STATED EXERCISE:
Pull out every line below containing the word "amplitude".

Start GIVEN ENTRIES

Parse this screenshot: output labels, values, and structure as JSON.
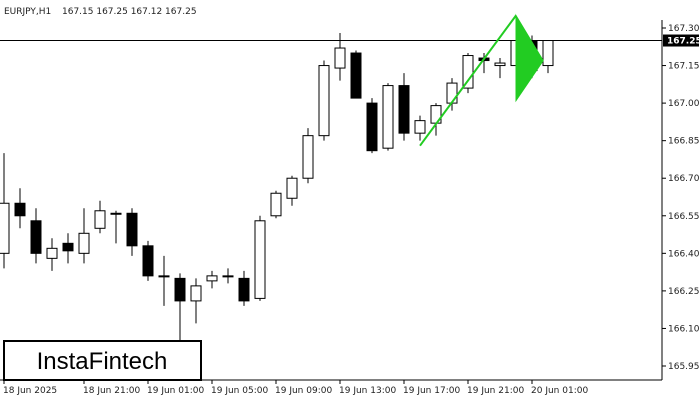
{
  "header": {
    "symbol": "EURJPY,H1",
    "ohlc": "167.15 167.25 167.12 167.25"
  },
  "watermark": {
    "text": "InstaFintech"
  },
  "colors": {
    "background": "#ffffff",
    "axis": "#000000",
    "candle_up_fill": "#ffffff",
    "candle_down_fill": "#000000",
    "candle_outline": "#000000",
    "price_line": "#000000",
    "pattern": "#22cc22",
    "price_tag_bg": "#000000",
    "price_tag_text": "#ffffff"
  },
  "chart_data": {
    "type": "candlestick",
    "symbol": "EURJPY",
    "timeframe": "H1",
    "ylim": [
      165.9,
      167.4
    ],
    "y_ticks": [
      "167.30",
      "167.15",
      "167.00",
      "166.85",
      "166.70",
      "166.55",
      "166.40",
      "166.25",
      "166.10",
      "165.95"
    ],
    "current_price": "167.25",
    "x_ticks": [
      {
        "label": "18 Jun 2025",
        "index": 0
      },
      {
        "label": "18 Jun 21:00",
        "index": 5
      },
      {
        "label": "19 Jun 01:00",
        "index": 9
      },
      {
        "label": "19 Jun 05:00",
        "index": 13
      },
      {
        "label": "19 Jun 09:00",
        "index": 17
      },
      {
        "label": "19 Jun 13:00",
        "index": 21
      },
      {
        "label": "19 Jun 17:00",
        "index": 25
      },
      {
        "label": "19 Jun 21:00",
        "index": 29
      },
      {
        "label": "20 Jun 01:00",
        "index": 33
      }
    ],
    "candles": [
      {
        "o": 166.4,
        "h": 166.8,
        "l": 166.34,
        "c": 166.6
      },
      {
        "o": 166.6,
        "h": 166.66,
        "l": 166.5,
        "c": 166.55
      },
      {
        "o": 166.53,
        "h": 166.58,
        "l": 166.36,
        "c": 166.4
      },
      {
        "o": 166.38,
        "h": 166.46,
        "l": 166.33,
        "c": 166.42
      },
      {
        "o": 166.44,
        "h": 166.48,
        "l": 166.36,
        "c": 166.41
      },
      {
        "o": 166.4,
        "h": 166.58,
        "l": 166.36,
        "c": 166.48
      },
      {
        "o": 166.5,
        "h": 166.61,
        "l": 166.48,
        "c": 166.57
      },
      {
        "o": 166.56,
        "h": 166.57,
        "l": 166.44,
        "c": 166.56
      },
      {
        "o": 166.56,
        "h": 166.58,
        "l": 166.39,
        "c": 166.43
      },
      {
        "o": 166.43,
        "h": 166.45,
        "l": 166.29,
        "c": 166.31
      },
      {
        "o": 166.31,
        "h": 166.39,
        "l": 166.19,
        "c": 166.31
      },
      {
        "o": 166.3,
        "h": 166.32,
        "l": 166.02,
        "c": 166.21
      },
      {
        "o": 166.21,
        "h": 166.3,
        "l": 166.12,
        "c": 166.27
      },
      {
        "o": 166.29,
        "h": 166.33,
        "l": 166.26,
        "c": 166.31
      },
      {
        "o": 166.31,
        "h": 166.34,
        "l": 166.28,
        "c": 166.31
      },
      {
        "o": 166.3,
        "h": 166.33,
        "l": 166.19,
        "c": 166.21
      },
      {
        "o": 166.22,
        "h": 166.55,
        "l": 166.21,
        "c": 166.53
      },
      {
        "o": 166.55,
        "h": 166.65,
        "l": 166.54,
        "c": 166.64
      },
      {
        "o": 166.62,
        "h": 166.71,
        "l": 166.59,
        "c": 166.7
      },
      {
        "o": 166.7,
        "h": 166.9,
        "l": 166.68,
        "c": 166.87
      },
      {
        "o": 166.87,
        "h": 167.17,
        "l": 166.85,
        "c": 167.15
      },
      {
        "o": 167.14,
        "h": 167.28,
        "l": 167.09,
        "c": 167.22
      },
      {
        "o": 167.2,
        "h": 167.21,
        "l": 167.02,
        "c": 167.02
      },
      {
        "o": 167.0,
        "h": 167.02,
        "l": 166.8,
        "c": 166.81
      },
      {
        "o": 166.82,
        "h": 167.08,
        "l": 166.81,
        "c": 167.07
      },
      {
        "o": 167.07,
        "h": 167.12,
        "l": 166.85,
        "c": 166.88
      },
      {
        "o": 166.88,
        "h": 166.95,
        "l": 166.85,
        "c": 166.93
      },
      {
        "o": 166.92,
        "h": 167.0,
        "l": 166.87,
        "c": 166.99
      },
      {
        "o": 167.0,
        "h": 167.1,
        "l": 166.97,
        "c": 167.08
      },
      {
        "o": 167.06,
        "h": 167.2,
        "l": 167.04,
        "c": 167.19
      },
      {
        "o": 167.18,
        "h": 167.2,
        "l": 167.12,
        "c": 167.17
      },
      {
        "o": 167.15,
        "h": 167.18,
        "l": 167.1,
        "c": 167.16
      },
      {
        "o": 167.15,
        "h": 167.27,
        "l": 167.13,
        "c": 167.25
      },
      {
        "o": 167.25,
        "h": 167.27,
        "l": 167.1,
        "c": 167.13
      },
      {
        "o": 167.15,
        "h": 167.25,
        "l": 167.12,
        "c": 167.25
      }
    ],
    "pattern": {
      "name": "bullish pennant",
      "pole": [
        {
          "index": 26,
          "price": 166.83
        },
        {
          "index": 32,
          "price": 167.35
        }
      ],
      "flag": [
        {
          "index": 32,
          "price": 167.35
        },
        {
          "index": 33.7,
          "price": 167.17
        },
        {
          "index": 32,
          "price": 167.01
        }
      ]
    }
  }
}
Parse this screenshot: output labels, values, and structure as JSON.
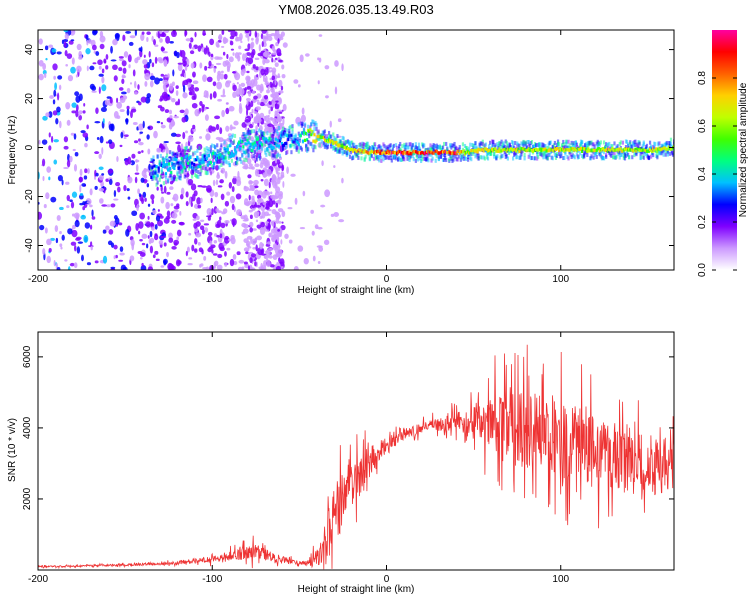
{
  "title": "YM08.2026.035.13.49.R03",
  "chart_data": [
    {
      "type": "heatmap",
      "title": "YM08.2026.035.13.49.R03",
      "xlabel": "Height of straight line (km)",
      "ylabel": "Frequency (Hz)",
      "xlim": [
        -200,
        165
      ],
      "ylim": [
        -50,
        48
      ],
      "xticks": [
        -200,
        -100,
        0,
        100
      ],
      "yticks": [
        -40,
        -20,
        0,
        20,
        40
      ],
      "colorbar": {
        "label": "Normalized spectral amplitude",
        "range": [
          0,
          1
        ],
        "ticks": [
          0.0,
          0.2,
          0.4,
          0.6,
          0.8
        ],
        "tick_labels": [
          "0.0",
          "0.2",
          "0.4",
          "0.6",
          "0.8"
        ],
        "colors": [
          "#ffffff",
          "#cc99ff",
          "#7f00ff",
          "#0000ff",
          "#00c0ff",
          "#00ff80",
          "#40ff00",
          "#c0ff00",
          "#ffd000",
          "#ff6000",
          "#ff0000",
          "#ff00a0"
        ]
      },
      "ridge": {
        "x": [
          -135,
          -125,
          -115,
          -105,
          -95,
          -85,
          -75,
          -65,
          -55,
          -48,
          -43,
          -38,
          -30,
          -20,
          -10,
          0,
          10,
          20,
          30,
          40,
          45,
          55,
          65,
          75,
          85,
          95,
          105,
          115,
          125,
          135,
          145,
          155,
          165
        ],
        "frequency": [
          -10,
          -8,
          -6,
          -6,
          -3,
          0,
          1,
          2,
          3,
          4,
          5,
          4,
          2,
          -1,
          -2,
          -2,
          -2,
          -2,
          -2,
          -2,
          -2,
          -1,
          -1,
          -1,
          -1,
          -1,
          -1,
          -1,
          -1,
          -1,
          -1,
          -1,
          0
        ],
        "amplitude": [
          0.35,
          0.4,
          0.4,
          0.4,
          0.45,
          0.45,
          0.45,
          0.4,
          0.35,
          0.45,
          0.75,
          0.7,
          0.7,
          0.75,
          0.85,
          0.95,
          0.95,
          0.95,
          0.95,
          0.95,
          0.7,
          0.75,
          0.7,
          0.7,
          0.7,
          0.7,
          0.7,
          0.7,
          0.7,
          0.7,
          0.7,
          0.7,
          0.7
        ]
      }
    },
    {
      "type": "line",
      "xlabel": "Height of straight line (km)",
      "ylabel": "SNR (10 * v/v)",
      "xlim": [
        -200,
        165
      ],
      "ylim": [
        0,
        6700
      ],
      "xticks": [
        -200,
        -100,
        0,
        100
      ],
      "yticks": [
        2000,
        4000,
        6000
      ],
      "series": [
        {
          "name": "SNR",
          "color": "#ee3333",
          "x": [
            -200,
            -180,
            -160,
            -140,
            -120,
            -110,
            -100,
            -90,
            -85,
            -80,
            -75,
            -70,
            -65,
            -60,
            -55,
            -50,
            -45,
            -40,
            -35,
            -30,
            -25,
            -20,
            -15,
            -10,
            -5,
            0,
            10,
            20,
            30,
            40,
            50,
            60,
            70,
            80,
            90,
            100,
            110,
            120,
            130,
            140,
            150,
            160,
            165
          ],
          "mean": [
            100,
            110,
            130,
            160,
            200,
            250,
            300,
            400,
            450,
            500,
            550,
            450,
            350,
            300,
            250,
            200,
            200,
            300,
            800,
            1500,
            2000,
            2400,
            2700,
            3000,
            3300,
            3500,
            3800,
            4000,
            4100,
            4200,
            4200,
            4200,
            4200,
            4000,
            3800,
            3700,
            3500,
            3300,
            3100,
            3000,
            2900,
            2900,
            2900
          ],
          "spread": [
            50,
            50,
            60,
            70,
            100,
            150,
            200,
            300,
            400,
            500,
            500,
            400,
            300,
            200,
            150,
            100,
            150,
            600,
            1500,
            2000,
            1800,
            1500,
            1300,
            1000,
            700,
            500,
            400,
            300,
            400,
            600,
            1200,
            1800,
            2200,
            2500,
            2600,
            2500,
            2400,
            2200,
            2000,
            1900,
            1800,
            1800,
            1800
          ]
        }
      ]
    }
  ]
}
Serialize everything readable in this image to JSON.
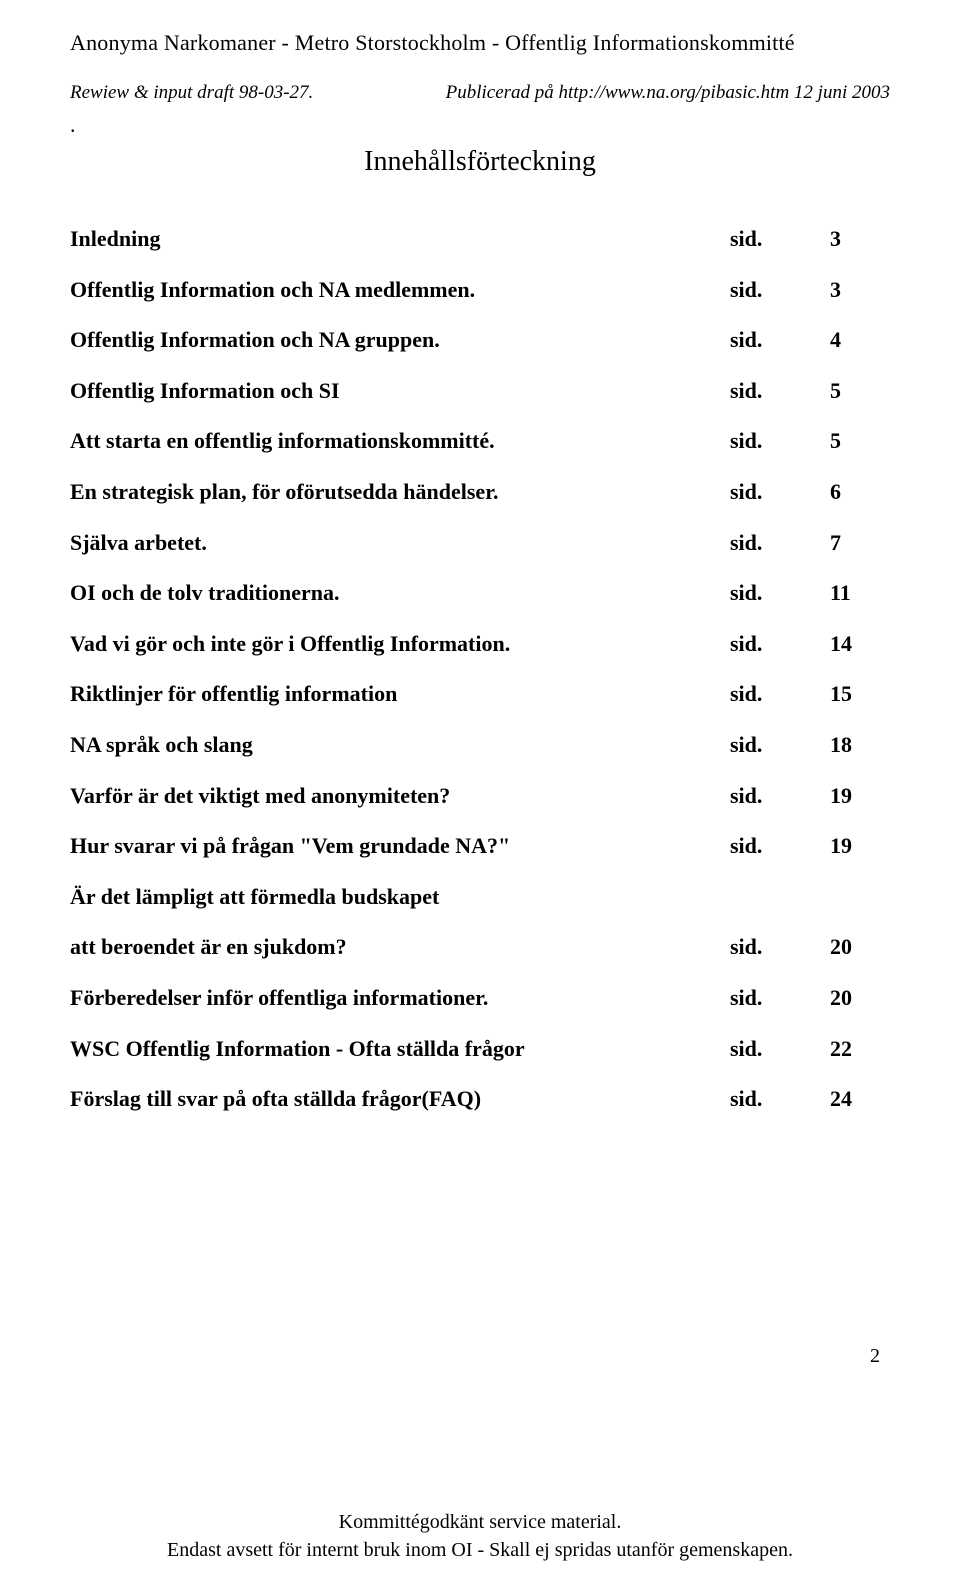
{
  "header": {
    "line": "Anonyma Narkomaner   -   Metro Storstockholm   -   Offentlig Informationskommitté"
  },
  "subhead": {
    "left": "Rewiew & input draft 98-03-27.",
    "right": "Publicerad på http://www.na.org/pibasic.htm  12 juni 2003"
  },
  "dot": ".",
  "toc_title": "Innehållsförteckning",
  "sid_label": "sid.",
  "toc": [
    {
      "title": "Inledning",
      "page": "3"
    },
    {
      "title": "Offentlig Information och NA medlemmen.",
      "page": "3"
    },
    {
      "title": "Offentlig Information och NA gruppen.",
      "page": "4"
    },
    {
      "title": "Offentlig Information och SI",
      "page": "5"
    },
    {
      "title": "Att starta en offentlig informationskommitté.",
      "page": "5"
    },
    {
      "title": "En strategisk plan, för oförutsedda händelser.",
      "page": "6"
    },
    {
      "title": "Själva arbetet.",
      "page": "7"
    },
    {
      "title": "OI och de tolv traditionerna.",
      "page": "11"
    },
    {
      "title": "Vad vi gör och inte gör i Offentlig Information.",
      "page": "14"
    },
    {
      "title": "Riktlinjer för offentlig information",
      "page": "15"
    },
    {
      "title": "NA språk och slang",
      "page": "18"
    },
    {
      "title": "Varför är det viktigt med anonymiteten?",
      "page": "19"
    },
    {
      "title": "Hur svarar vi på frågan \"Vem grundade NA?\"",
      "page": "19"
    },
    {
      "title": "Är det lämpligt att förmedla budskapet",
      "page": ""
    },
    {
      "title": "att beroendet är en sjukdom?",
      "page": "20"
    },
    {
      "title": "Förberedelser inför offentliga informationer.",
      "page": "20"
    },
    {
      "title": "WSC Offentlig Information - Ofta ställda frågor",
      "page": "22"
    },
    {
      "title": "Förslag till svar på ofta ställda frågor(FAQ)",
      "page": "24"
    }
  ],
  "page_number": "2",
  "footer": {
    "line1": "Kommittégodkänt service material.",
    "line2": "Endast avsett för internt bruk inom OI - Skall ej spridas utanför gemenskapen."
  },
  "style": {
    "bg": "#ffffff",
    "fg": "#000000",
    "title_fontsize": 28,
    "body_fontsize": 22,
    "subhead_fontsize": 19
  }
}
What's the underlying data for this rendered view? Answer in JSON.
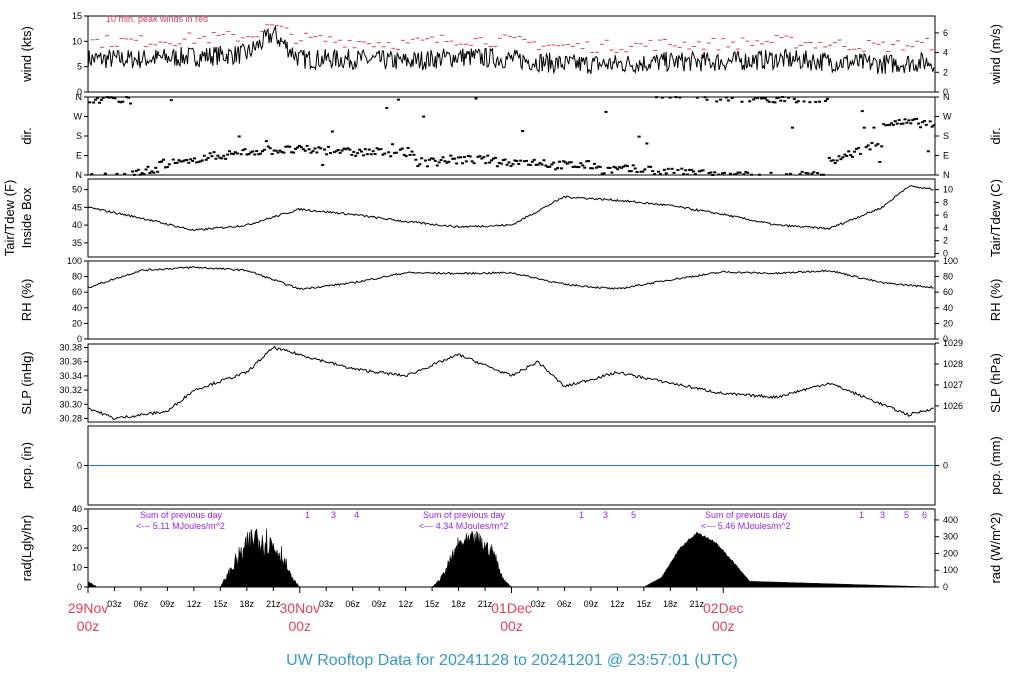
{
  "footer": {
    "title": "UW Rooftop Data for 20241128  to  20241201 @ 23:57:01  (UTC)"
  },
  "annotations": {
    "wind_note": "10 min. peak winds in red",
    "rad_notes": [
      {
        "line1": "Sum of previous day",
        "line2": "<--- 5.11 MJoules/m^2"
      },
      {
        "line1": "Sum of previous day",
        "line2": "<--- 4.34 MJoules/m^2"
      },
      {
        "line1": "Sum of previous day",
        "line2": "<--- 5.46 MJoules/m^2"
      }
    ],
    "uv_day1": [
      "1",
      "3",
      "4"
    ],
    "uv_day2": [
      "1",
      "3",
      "5"
    ],
    "uv_day3": [
      "1",
      "3",
      "5",
      "6"
    ]
  },
  "colors": {
    "red": "#e0405a",
    "purple": "#a020f0",
    "blue": "#3399cc",
    "pcp_line": "#3366cc"
  },
  "x_axis": {
    "hour_labels": [
      "03z",
      "06z",
      "09z",
      "12z",
      "15z",
      "18z",
      "21z",
      "03z",
      "06z",
      "09z",
      "12z",
      "15z",
      "18z",
      "21z",
      "03z",
      "06z",
      "09z",
      "12z",
      "15z",
      "18z",
      "21z"
    ],
    "day_labels": [
      {
        "line1": "29Nov",
        "line2": "00z"
      },
      {
        "line1": "30Nov",
        "line2": "00z"
      },
      {
        "line1": "01Dec",
        "line2": "00z"
      },
      {
        "line1": "02Dec",
        "line2": "00z"
      }
    ]
  },
  "panels": {
    "wind": {
      "left_title": "wind (kts)",
      "right_title": "wind (m/s)",
      "left_ticks": [
        "0",
        "5",
        "10",
        "15"
      ],
      "right_ticks": [
        "0",
        "2",
        "4",
        "6"
      ]
    },
    "dir": {
      "left_title": "dir.",
      "right_title": "dir.",
      "left_ticks": [
        "N",
        "E",
        "S",
        "W",
        "N"
      ],
      "right_ticks": [
        "N",
        "E",
        "S",
        "W",
        "N"
      ]
    },
    "temp": {
      "left_title_1": "Tair/Tdew (F)",
      "left_title_2": "Inside Box",
      "right_title": "Tair/Tdew (C)",
      "left_ticks": [
        "35",
        "40",
        "45",
        "50"
      ],
      "right_ticks": [
        "0",
        "2",
        "4",
        "6",
        "8",
        "10"
      ]
    },
    "rh": {
      "left_title": "RH (%)",
      "right_title": "RH (%)",
      "left_ticks": [
        "0",
        "20",
        "40",
        "60",
        "80",
        "100"
      ],
      "right_ticks": [
        "0",
        "20",
        "40",
        "60",
        "80",
        "100"
      ]
    },
    "slp": {
      "left_title": "SLP (inHg)",
      "right_title": "SLP (hPa)",
      "left_ticks": [
        "30.28",
        "30.30",
        "30.32",
        "30.34",
        "30.36",
        "30.38"
      ],
      "right_ticks": [
        "1026",
        "1027",
        "1028",
        "1029"
      ]
    },
    "pcp": {
      "left_title": "pcp. (in)",
      "right_title": "pcp. (mm)",
      "left_ticks": [
        "0"
      ],
      "right_ticks": [
        "0"
      ]
    },
    "rad": {
      "left_title": "rad(Lgly/hr)",
      "right_title": "rad (W/m^2)",
      "left_ticks": [
        "0",
        "10",
        "20",
        "30",
        "40"
      ],
      "right_ticks": [
        "0",
        "100",
        "200",
        "300",
        "400"
      ]
    }
  },
  "chart_data": [
    {
      "type": "line",
      "panel": "wind",
      "xlabel": "",
      "ylabel": "wind (kts)",
      "ylim": [
        0,
        15
      ],
      "x": [
        0,
        6,
        12,
        18,
        21,
        24,
        30,
        36,
        42,
        48,
        54,
        60,
        66,
        72,
        78,
        84,
        90,
        96
      ],
      "series": [
        {
          "values": [
            6.5,
            6.5,
            7.0,
            7.5,
            11.5,
            6.5,
            6.5,
            6.0,
            7.0,
            6.5,
            5.5,
            5.5,
            6.0,
            6.0,
            6.5,
            6.0,
            5.5,
            6.0
          ]
        },
        {
          "values": [
            10,
            10,
            10.5,
            11,
            13,
            10.5,
            10,
            9.5,
            10.5,
            10,
            9,
            9,
            9.5,
            9.5,
            10,
            9.5,
            9,
            9.5
          ]
        }
      ]
    },
    {
      "type": "scatter",
      "panel": "dir",
      "ylim": [
        0,
        360
      ],
      "x": [
        0,
        3,
        6,
        9,
        12,
        18,
        24,
        30,
        36,
        42,
        48,
        54,
        60,
        66,
        72,
        78,
        84,
        90,
        96
      ],
      "values": [
        340,
        350,
        30,
        70,
        80,
        100,
        120,
        110,
        105,
        70,
        70,
        60,
        40,
        20,
        10,
        360,
        350,
        240,
        260
      ]
    },
    {
      "type": "line",
      "panel": "temp",
      "xlabel": "",
      "ylabel": "Tair/Tdew (F)",
      "ylim": [
        31,
        53
      ],
      "x": [
        0,
        6,
        12,
        18,
        24,
        30,
        36,
        42,
        48,
        54,
        60,
        66,
        72,
        78,
        84,
        90,
        93,
        96
      ],
      "values": [
        45,
        42,
        38.5,
        40,
        44.5,
        43,
        41,
        39.5,
        40,
        48,
        47,
        45.5,
        43,
        40,
        39,
        45,
        51,
        50
      ]
    },
    {
      "type": "line",
      "panel": "rh",
      "xlabel": "",
      "ylabel": "RH (%)",
      "ylim": [
        0,
        100
      ],
      "x": [
        0,
        6,
        12,
        18,
        24,
        30,
        36,
        42,
        48,
        54,
        60,
        66,
        72,
        78,
        84,
        90,
        96
      ],
      "values": [
        66,
        88,
        92,
        88,
        64,
        72,
        85,
        84,
        85,
        70,
        64,
        76,
        86,
        84,
        88,
        72,
        66
      ]
    },
    {
      "type": "line",
      "panel": "slp",
      "xlabel": "",
      "ylabel": "SLP (inHg)",
      "ylim": [
        30.275,
        30.385
      ],
      "x": [
        0,
        3,
        6,
        9,
        12,
        18,
        21,
        24,
        30,
        36,
        42,
        48,
        51,
        54,
        60,
        66,
        72,
        78,
        84,
        90,
        93,
        96
      ],
      "values": [
        30.295,
        30.28,
        30.285,
        30.29,
        30.32,
        30.345,
        30.38,
        30.37,
        30.35,
        30.34,
        30.37,
        30.34,
        30.36,
        30.325,
        30.345,
        30.33,
        30.315,
        30.31,
        30.33,
        30.3,
        30.285,
        30.295
      ]
    },
    {
      "type": "line",
      "panel": "pcp",
      "xlabel": "",
      "ylabel": "pcp. (in)",
      "x": [
        0,
        96
      ],
      "values": [
        0,
        0
      ]
    },
    {
      "type": "area",
      "panel": "rad",
      "xlabel": "",
      "ylabel": "rad(Lgly/hr)",
      "ylim": [
        0,
        40
      ],
      "x": [
        0,
        0.5,
        1,
        15,
        17,
        19,
        20.5,
        22,
        23,
        24,
        39,
        40,
        42,
        44,
        46,
        47,
        48,
        63,
        65,
        67,
        69,
        71,
        73,
        75,
        96
      ],
      "values": [
        3,
        2,
        0,
        0,
        18,
        32,
        28,
        20,
        6,
        0,
        0,
        5,
        25,
        28,
        20,
        5,
        0,
        0,
        5,
        20,
        29,
        24,
        14,
        3,
        0
      ]
    }
  ]
}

End GIVEN ENTRIES

REPLY TO THE TASK:
        "label": "Normalized spectral amplitude",
        "amplitude": [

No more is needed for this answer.